▶ _TASK TO COMPLETE_
Collect each line of the entries that holds the string "name".

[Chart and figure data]
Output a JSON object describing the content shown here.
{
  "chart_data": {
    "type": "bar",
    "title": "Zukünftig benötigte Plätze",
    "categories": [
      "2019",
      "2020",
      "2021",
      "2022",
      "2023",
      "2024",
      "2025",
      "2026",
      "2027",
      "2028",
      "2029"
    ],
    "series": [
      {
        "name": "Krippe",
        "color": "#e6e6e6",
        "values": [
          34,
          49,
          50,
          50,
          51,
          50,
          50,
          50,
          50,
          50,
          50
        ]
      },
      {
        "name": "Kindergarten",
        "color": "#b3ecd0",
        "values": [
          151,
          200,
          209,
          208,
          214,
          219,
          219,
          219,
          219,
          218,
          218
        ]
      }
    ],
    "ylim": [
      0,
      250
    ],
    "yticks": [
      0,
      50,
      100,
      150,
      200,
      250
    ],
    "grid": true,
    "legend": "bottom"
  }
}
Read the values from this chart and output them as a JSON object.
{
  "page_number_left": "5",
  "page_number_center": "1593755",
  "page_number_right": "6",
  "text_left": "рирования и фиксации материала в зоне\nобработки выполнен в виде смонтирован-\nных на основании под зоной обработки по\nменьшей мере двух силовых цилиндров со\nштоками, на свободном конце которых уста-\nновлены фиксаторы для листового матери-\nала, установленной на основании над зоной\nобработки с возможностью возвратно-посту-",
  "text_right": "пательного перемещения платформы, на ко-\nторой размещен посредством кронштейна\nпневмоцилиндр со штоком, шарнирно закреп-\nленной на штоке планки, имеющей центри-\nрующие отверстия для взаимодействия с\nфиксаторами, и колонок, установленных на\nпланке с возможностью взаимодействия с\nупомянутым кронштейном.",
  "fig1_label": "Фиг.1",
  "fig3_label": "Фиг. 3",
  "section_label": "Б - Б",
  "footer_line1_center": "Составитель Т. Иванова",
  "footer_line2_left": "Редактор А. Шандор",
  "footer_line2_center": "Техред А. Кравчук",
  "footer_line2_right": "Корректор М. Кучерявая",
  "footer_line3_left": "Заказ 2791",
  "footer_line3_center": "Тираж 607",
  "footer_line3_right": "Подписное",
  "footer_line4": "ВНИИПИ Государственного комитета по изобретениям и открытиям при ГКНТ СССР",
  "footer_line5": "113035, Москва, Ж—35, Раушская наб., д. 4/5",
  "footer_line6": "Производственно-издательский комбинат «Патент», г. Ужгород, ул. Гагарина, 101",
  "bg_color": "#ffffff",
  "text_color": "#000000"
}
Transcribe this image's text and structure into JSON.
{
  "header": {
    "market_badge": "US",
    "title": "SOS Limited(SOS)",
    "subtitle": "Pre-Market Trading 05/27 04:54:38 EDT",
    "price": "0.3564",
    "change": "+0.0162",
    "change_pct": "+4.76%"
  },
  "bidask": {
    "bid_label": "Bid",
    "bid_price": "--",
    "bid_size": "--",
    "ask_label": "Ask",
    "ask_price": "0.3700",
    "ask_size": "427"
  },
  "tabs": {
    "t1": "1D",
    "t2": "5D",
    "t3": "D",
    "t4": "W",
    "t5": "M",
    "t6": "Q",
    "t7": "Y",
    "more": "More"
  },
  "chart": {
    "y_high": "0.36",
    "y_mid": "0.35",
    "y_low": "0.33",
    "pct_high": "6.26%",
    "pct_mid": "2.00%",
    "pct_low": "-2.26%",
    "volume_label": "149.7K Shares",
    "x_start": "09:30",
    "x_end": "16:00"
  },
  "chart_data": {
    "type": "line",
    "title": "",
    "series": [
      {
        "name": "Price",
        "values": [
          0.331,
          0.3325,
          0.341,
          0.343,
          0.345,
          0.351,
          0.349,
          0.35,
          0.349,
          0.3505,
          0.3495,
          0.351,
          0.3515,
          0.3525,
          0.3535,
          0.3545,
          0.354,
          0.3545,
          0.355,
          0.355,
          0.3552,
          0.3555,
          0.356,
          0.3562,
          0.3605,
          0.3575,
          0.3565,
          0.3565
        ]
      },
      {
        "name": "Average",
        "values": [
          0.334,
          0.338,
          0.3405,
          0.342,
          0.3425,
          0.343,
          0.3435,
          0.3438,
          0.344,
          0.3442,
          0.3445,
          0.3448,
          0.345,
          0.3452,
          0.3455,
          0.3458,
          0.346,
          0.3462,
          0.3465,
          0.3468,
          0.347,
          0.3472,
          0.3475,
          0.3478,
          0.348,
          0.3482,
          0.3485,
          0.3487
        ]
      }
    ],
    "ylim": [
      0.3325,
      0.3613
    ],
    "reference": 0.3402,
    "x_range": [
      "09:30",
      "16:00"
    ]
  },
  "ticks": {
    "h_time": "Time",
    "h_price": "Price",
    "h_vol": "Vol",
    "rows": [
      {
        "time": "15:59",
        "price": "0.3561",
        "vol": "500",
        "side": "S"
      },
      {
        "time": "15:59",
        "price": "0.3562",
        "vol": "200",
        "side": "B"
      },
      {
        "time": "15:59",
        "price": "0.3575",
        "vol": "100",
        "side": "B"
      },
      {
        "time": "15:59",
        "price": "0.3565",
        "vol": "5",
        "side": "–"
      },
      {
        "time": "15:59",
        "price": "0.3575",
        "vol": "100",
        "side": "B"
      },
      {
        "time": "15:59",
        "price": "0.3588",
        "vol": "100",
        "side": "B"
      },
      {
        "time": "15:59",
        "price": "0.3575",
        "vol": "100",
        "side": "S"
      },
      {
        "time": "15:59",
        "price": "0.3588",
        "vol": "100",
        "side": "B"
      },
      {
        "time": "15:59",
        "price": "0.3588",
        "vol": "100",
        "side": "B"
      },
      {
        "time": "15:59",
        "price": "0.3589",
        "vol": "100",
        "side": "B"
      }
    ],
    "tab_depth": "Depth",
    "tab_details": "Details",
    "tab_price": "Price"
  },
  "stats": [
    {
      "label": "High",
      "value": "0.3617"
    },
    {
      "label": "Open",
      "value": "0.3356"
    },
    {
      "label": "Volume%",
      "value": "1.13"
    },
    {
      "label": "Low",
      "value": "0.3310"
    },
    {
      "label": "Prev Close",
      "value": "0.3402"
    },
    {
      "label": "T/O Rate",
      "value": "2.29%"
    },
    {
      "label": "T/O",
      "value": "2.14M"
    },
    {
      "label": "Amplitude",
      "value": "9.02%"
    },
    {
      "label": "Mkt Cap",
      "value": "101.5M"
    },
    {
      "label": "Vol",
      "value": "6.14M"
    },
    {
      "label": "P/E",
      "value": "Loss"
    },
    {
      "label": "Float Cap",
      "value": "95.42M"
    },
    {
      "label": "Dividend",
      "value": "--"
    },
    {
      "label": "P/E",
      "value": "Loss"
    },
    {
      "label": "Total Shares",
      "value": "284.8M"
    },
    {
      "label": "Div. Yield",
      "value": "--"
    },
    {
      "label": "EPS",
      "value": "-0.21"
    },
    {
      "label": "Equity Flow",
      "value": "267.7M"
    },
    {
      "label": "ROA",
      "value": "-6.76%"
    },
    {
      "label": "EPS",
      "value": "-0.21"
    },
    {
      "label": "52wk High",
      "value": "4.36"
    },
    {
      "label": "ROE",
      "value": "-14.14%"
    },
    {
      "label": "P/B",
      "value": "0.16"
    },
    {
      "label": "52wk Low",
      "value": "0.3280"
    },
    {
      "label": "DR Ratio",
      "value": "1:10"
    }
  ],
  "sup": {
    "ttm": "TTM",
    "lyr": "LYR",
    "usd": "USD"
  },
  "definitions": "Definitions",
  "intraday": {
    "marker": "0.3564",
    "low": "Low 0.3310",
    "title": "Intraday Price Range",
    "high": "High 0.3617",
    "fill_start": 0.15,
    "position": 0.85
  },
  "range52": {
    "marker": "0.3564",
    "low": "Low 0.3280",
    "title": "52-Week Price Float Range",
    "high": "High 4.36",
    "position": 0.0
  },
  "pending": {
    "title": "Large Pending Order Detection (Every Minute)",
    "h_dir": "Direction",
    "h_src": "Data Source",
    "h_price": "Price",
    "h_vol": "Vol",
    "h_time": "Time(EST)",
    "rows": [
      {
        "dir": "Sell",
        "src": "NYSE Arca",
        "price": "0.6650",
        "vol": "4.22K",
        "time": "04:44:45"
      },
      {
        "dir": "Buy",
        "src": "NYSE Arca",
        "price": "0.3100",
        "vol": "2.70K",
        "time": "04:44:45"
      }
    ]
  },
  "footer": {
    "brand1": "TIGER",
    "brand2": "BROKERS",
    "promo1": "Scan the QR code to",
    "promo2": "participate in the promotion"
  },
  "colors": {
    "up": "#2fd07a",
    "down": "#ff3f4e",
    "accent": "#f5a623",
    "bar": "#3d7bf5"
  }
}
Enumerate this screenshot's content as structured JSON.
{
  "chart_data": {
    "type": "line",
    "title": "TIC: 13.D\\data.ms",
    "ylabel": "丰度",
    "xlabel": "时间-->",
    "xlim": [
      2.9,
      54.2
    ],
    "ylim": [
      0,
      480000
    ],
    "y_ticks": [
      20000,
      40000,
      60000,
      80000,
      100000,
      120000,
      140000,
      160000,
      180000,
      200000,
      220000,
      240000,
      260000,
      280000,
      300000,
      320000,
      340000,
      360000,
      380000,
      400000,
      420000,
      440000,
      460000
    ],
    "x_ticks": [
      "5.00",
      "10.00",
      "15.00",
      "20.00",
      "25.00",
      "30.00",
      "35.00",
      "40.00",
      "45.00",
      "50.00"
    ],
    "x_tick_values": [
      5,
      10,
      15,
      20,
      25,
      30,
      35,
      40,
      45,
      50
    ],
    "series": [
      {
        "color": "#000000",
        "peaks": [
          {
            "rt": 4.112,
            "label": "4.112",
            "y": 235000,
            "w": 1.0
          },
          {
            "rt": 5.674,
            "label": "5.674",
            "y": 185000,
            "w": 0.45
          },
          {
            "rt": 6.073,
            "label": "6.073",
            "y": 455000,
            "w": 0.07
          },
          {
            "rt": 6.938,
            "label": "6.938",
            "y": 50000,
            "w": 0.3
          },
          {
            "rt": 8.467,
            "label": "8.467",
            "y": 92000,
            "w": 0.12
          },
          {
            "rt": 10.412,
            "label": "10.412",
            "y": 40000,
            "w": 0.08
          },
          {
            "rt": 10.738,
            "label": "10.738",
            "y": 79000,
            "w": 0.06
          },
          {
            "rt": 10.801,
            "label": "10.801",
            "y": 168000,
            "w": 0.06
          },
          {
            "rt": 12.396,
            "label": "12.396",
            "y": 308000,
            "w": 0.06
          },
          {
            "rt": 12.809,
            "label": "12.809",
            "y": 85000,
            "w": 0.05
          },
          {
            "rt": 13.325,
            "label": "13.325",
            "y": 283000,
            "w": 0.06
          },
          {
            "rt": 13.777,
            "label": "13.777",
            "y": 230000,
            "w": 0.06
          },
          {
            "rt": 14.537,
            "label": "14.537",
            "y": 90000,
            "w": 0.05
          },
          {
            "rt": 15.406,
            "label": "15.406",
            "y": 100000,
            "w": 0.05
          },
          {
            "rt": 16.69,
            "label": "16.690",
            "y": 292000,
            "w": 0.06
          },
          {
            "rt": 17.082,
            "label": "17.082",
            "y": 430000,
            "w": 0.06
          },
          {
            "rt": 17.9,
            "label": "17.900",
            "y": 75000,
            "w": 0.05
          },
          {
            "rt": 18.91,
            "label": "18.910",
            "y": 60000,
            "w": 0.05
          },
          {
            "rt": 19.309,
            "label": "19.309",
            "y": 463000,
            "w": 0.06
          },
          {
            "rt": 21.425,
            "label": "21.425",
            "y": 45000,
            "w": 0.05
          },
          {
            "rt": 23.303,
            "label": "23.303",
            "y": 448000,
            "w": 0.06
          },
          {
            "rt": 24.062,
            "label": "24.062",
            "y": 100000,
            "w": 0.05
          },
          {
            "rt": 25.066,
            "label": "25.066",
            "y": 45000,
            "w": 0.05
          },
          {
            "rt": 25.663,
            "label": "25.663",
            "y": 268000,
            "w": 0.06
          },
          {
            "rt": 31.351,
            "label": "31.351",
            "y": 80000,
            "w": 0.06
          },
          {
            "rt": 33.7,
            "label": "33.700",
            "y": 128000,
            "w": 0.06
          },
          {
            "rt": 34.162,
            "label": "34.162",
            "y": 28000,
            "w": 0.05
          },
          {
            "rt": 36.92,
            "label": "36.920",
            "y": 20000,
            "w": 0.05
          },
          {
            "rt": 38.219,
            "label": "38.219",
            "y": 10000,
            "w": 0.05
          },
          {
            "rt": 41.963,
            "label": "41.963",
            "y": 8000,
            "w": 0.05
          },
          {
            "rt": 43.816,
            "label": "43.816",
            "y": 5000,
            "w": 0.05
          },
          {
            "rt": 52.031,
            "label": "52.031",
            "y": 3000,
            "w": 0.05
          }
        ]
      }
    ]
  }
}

▶ _RESPONSE_
        "name": "Krippe",
        "name": "Kindergarten",
        "name": "Price",
        "name": "Average",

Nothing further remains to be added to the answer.